PROBLEM TO SOLVE
Print every line of the listing exactly, please.

DATA EXCERPTS

____

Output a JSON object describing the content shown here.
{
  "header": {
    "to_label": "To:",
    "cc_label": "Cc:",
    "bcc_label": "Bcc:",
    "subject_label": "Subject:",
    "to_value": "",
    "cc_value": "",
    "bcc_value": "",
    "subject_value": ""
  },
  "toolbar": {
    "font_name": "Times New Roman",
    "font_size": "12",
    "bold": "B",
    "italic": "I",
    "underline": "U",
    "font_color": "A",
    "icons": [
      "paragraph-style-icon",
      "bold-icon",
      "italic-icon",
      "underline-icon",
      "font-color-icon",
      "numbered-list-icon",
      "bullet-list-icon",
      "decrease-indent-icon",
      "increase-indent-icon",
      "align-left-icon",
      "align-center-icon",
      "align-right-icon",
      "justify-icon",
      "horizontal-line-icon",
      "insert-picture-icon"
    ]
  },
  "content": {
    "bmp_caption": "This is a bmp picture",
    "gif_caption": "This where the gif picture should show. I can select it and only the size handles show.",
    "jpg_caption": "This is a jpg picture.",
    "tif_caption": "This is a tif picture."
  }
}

____

EXPECTED ANSWER
Output a JSON object describing the content shown here.
{
  "header": {
    "to_label": "To:",
    "cc_label": "Cc:",
    "bcc_label": "Bcc:",
    "subject_label": "Subject:",
    "to_value": "",
    "cc_value": "",
    "bcc_value": "",
    "subject_value": ""
  },
  "toolbar": {
    "font_name": "Times New Roman",
    "font_size": "12",
    "bold": "B",
    "italic": "I",
    "underline": "U",
    "font_color": "A",
    "icons": [
      "paragraph-style-icon",
      "bold-icon",
      "italic-icon",
      "underline-icon",
      "font-color-icon",
      "numbered-list-icon",
      "bullet-list-icon",
      "decrease-indent-icon",
      "increase-indent-icon",
      "align-left-icon",
      "align-center-icon",
      "align-right-icon",
      "justify-icon",
      "horizontal-line-icon",
      "insert-picture-icon"
    ]
  },
  "content": {
    "bmp_caption": "This is a bmp picture",
    "gif_caption": "This where the gif picture should show. I can select it and only the size handles show.",
    "jpg_caption": "This is a jpg picture.",
    "tif_caption": "This is a tif picture."
  }
}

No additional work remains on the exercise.